• _WHAT TO WORK ON_:
Your answer should be a single number: the count of lines that hold the word "triangle".

Data tied to figure images:
-.-.-
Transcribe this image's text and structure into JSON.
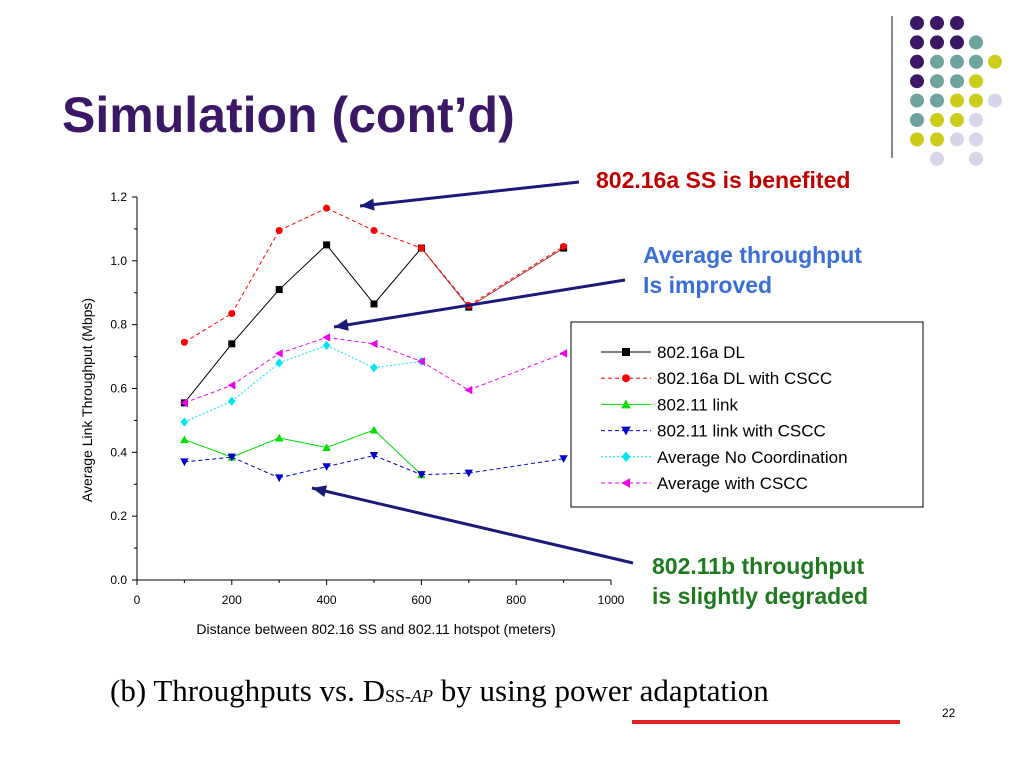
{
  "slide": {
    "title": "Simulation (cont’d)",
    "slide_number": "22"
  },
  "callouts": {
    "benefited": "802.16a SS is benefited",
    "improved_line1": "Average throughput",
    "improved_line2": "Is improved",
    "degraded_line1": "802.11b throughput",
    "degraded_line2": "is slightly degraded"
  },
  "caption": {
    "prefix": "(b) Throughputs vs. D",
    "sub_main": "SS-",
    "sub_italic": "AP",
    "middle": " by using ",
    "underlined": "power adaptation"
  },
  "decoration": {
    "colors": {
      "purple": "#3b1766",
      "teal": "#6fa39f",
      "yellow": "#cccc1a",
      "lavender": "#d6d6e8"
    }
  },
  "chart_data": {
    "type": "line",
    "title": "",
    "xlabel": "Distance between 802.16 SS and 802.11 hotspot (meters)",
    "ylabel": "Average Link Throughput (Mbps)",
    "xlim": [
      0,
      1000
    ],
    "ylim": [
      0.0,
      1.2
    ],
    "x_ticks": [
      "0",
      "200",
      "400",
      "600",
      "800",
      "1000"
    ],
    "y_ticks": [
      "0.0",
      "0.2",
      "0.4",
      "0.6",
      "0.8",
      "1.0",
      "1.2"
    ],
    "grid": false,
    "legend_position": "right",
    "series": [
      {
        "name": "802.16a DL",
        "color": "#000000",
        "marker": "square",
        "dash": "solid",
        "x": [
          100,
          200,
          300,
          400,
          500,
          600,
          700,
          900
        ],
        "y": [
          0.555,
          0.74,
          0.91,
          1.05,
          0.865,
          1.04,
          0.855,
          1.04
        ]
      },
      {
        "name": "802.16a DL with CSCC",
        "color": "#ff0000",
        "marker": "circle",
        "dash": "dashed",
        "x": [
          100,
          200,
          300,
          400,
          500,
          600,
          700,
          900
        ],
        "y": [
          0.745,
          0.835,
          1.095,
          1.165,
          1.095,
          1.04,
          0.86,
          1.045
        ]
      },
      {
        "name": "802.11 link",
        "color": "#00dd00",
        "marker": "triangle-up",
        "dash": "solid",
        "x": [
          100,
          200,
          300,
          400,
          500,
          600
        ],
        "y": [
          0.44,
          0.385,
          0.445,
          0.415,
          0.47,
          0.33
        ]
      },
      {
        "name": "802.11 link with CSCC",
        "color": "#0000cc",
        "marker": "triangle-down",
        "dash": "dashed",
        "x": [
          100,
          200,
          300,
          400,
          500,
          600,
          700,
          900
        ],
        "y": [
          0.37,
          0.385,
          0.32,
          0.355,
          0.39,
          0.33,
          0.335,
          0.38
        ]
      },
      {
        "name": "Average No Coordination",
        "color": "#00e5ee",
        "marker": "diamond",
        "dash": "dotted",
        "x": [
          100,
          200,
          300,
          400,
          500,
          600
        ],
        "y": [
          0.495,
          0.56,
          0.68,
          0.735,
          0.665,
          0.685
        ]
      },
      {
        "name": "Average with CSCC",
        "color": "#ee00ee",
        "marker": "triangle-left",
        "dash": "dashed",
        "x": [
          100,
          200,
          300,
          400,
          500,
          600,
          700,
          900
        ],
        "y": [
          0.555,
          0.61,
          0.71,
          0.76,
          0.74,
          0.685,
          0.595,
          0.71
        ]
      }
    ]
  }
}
-.-.-
• _ANSWER FOR THIS EXERCISE_:
3